┌──

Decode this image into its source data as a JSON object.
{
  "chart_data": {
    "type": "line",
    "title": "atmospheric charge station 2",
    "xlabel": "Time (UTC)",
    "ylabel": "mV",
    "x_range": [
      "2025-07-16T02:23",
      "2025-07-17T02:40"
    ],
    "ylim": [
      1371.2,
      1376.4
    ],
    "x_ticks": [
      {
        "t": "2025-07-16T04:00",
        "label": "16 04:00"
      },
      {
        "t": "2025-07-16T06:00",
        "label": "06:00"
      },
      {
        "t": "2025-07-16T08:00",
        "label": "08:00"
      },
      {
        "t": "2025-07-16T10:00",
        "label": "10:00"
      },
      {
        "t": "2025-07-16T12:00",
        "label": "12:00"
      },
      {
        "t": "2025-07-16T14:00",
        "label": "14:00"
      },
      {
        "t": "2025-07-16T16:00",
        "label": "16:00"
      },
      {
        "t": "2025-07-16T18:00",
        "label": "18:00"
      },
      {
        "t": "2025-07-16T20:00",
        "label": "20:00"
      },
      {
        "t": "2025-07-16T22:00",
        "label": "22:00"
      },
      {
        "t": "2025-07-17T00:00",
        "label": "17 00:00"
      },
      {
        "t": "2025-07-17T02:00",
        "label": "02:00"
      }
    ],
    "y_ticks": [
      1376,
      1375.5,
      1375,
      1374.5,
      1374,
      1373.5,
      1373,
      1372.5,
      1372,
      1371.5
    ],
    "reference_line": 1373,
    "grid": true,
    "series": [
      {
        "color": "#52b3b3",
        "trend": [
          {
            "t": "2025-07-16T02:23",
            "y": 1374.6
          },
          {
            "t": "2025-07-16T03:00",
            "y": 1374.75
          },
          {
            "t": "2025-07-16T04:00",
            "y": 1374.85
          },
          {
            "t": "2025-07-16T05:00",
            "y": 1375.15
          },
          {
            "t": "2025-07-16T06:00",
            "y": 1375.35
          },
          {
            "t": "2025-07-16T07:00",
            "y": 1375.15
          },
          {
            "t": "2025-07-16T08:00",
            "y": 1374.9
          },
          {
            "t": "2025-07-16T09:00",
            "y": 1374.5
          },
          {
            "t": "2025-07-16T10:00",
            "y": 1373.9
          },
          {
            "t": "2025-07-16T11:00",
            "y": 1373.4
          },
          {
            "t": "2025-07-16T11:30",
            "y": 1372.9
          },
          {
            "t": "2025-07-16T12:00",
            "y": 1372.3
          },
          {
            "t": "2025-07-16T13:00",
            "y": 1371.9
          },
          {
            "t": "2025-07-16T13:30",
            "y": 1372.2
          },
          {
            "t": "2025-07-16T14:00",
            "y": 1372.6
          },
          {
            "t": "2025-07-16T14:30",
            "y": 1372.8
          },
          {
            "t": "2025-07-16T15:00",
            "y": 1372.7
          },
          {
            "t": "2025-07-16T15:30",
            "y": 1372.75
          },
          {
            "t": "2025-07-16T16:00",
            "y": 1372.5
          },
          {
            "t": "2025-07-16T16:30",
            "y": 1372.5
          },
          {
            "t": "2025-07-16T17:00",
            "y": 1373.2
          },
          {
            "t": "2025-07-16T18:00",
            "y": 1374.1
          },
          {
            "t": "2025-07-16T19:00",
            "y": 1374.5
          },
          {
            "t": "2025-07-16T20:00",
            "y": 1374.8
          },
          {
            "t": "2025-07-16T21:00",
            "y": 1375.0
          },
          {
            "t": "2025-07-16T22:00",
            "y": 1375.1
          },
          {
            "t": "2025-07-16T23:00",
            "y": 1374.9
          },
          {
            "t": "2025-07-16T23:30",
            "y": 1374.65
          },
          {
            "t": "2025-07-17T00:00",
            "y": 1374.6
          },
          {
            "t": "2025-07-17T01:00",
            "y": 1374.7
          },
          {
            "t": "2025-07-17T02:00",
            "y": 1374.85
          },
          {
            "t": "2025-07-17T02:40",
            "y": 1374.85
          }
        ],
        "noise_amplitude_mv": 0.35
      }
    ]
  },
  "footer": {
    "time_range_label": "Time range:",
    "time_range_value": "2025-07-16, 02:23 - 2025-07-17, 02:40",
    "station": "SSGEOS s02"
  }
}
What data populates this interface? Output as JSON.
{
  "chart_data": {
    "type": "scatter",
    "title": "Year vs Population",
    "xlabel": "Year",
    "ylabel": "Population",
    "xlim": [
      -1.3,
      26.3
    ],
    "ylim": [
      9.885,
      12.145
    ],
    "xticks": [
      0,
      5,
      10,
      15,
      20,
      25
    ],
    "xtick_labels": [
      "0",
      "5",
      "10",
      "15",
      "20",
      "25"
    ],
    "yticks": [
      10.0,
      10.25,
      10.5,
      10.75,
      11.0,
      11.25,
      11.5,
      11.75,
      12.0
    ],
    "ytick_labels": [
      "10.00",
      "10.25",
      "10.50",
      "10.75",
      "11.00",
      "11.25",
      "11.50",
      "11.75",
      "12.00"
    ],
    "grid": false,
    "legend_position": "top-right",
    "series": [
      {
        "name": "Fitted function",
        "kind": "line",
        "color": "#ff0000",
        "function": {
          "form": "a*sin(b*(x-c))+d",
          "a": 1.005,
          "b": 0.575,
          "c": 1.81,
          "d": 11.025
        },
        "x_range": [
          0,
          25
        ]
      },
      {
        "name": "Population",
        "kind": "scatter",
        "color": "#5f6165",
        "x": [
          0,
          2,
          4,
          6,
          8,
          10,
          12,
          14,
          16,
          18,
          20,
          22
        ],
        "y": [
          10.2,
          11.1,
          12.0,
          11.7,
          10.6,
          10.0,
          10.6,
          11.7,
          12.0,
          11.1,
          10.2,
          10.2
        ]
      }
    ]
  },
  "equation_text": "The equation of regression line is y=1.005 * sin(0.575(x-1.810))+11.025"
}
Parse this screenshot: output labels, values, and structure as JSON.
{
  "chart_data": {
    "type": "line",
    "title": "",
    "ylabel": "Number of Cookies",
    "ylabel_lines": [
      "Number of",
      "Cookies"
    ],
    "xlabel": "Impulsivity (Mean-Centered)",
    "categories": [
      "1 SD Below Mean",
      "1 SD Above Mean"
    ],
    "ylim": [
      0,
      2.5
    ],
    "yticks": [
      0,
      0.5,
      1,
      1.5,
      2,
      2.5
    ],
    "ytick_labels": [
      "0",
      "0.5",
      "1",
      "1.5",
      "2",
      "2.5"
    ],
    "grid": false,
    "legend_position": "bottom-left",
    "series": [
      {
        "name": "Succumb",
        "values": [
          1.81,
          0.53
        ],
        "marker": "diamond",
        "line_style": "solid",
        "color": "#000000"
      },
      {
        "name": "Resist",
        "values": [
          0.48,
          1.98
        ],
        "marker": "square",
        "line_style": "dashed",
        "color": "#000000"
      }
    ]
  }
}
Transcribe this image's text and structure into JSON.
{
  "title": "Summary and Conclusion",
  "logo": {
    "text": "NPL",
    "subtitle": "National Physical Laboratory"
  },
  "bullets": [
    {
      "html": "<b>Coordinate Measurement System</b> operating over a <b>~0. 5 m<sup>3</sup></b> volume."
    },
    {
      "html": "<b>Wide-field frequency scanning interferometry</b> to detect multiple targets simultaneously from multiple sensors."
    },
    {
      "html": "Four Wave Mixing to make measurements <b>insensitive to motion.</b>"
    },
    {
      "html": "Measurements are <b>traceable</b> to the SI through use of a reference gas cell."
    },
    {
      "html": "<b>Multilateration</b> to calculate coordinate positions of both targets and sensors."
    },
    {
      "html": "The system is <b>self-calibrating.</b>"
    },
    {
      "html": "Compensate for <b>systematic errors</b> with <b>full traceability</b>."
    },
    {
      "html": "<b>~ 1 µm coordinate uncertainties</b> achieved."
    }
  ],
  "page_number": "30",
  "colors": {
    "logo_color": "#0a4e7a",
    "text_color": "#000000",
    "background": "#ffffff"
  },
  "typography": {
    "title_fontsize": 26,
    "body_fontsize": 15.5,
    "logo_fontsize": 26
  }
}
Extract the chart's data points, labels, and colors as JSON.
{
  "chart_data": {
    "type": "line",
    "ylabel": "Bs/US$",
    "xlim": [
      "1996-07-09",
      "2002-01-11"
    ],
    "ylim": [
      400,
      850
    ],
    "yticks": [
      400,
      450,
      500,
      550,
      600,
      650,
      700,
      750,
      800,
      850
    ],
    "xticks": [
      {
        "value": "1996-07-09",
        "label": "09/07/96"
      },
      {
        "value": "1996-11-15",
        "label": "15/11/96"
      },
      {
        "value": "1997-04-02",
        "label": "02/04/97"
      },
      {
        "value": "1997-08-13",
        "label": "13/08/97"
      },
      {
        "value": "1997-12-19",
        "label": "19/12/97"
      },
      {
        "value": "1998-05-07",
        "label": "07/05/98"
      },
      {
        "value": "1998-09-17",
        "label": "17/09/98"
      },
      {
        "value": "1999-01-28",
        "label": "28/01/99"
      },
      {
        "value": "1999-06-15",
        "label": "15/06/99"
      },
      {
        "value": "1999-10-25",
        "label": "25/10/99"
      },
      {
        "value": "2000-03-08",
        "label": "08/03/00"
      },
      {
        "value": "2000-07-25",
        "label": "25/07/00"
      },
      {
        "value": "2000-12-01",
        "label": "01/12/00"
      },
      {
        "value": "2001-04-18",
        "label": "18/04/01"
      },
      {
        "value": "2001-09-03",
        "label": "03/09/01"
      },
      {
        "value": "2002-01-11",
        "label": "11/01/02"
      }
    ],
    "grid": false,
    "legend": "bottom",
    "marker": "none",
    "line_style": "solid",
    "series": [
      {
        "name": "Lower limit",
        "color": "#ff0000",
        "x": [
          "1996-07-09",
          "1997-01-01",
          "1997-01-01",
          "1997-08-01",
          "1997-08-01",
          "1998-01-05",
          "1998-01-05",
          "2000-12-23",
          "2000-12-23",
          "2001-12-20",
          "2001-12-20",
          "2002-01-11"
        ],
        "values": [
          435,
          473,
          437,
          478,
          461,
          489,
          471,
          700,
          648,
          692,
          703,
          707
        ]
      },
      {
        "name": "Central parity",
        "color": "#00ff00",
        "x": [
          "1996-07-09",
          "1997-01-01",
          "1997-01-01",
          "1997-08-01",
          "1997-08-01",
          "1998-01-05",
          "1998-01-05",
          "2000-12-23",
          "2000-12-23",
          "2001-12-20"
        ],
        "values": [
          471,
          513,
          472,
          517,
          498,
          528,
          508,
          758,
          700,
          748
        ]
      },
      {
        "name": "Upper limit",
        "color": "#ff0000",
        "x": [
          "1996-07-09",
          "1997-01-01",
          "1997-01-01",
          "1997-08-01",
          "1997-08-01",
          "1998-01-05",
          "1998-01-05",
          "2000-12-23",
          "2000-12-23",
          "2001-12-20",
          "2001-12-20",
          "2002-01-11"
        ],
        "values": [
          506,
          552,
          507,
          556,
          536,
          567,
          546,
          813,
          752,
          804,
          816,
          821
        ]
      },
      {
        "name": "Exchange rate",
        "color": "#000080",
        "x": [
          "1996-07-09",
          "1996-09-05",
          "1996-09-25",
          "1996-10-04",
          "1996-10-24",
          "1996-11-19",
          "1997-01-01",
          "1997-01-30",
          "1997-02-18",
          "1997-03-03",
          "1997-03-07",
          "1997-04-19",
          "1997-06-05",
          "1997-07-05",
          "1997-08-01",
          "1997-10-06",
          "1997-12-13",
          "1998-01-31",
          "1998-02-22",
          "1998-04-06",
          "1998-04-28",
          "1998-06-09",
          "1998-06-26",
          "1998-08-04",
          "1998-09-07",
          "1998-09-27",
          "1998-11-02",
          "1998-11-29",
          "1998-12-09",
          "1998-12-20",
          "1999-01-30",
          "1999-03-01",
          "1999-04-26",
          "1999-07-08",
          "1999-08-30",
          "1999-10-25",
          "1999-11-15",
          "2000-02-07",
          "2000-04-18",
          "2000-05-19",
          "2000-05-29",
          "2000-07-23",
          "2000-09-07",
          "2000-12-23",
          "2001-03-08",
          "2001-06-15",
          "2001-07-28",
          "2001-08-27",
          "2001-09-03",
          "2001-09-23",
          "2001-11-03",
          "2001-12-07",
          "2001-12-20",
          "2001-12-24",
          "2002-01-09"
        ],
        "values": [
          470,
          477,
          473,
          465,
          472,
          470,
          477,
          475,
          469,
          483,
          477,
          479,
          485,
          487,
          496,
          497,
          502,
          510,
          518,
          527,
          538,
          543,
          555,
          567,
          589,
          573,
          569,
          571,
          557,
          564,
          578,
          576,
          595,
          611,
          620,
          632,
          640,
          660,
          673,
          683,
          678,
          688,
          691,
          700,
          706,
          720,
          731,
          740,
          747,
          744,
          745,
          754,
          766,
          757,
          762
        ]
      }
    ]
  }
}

└──

▶ **Set problem**
In the listing, find each line with the string "JSON" and copy it.

▶ **Exercise output**
Decode this image into its source data as a JSON object.
What data populates this interface? Output as JSON.
Parse this screenshot: output labels, values, and structure as JSON.
Transcribe this image's text and structure into JSON.
Extract the chart's data points, labels, and colors as JSON.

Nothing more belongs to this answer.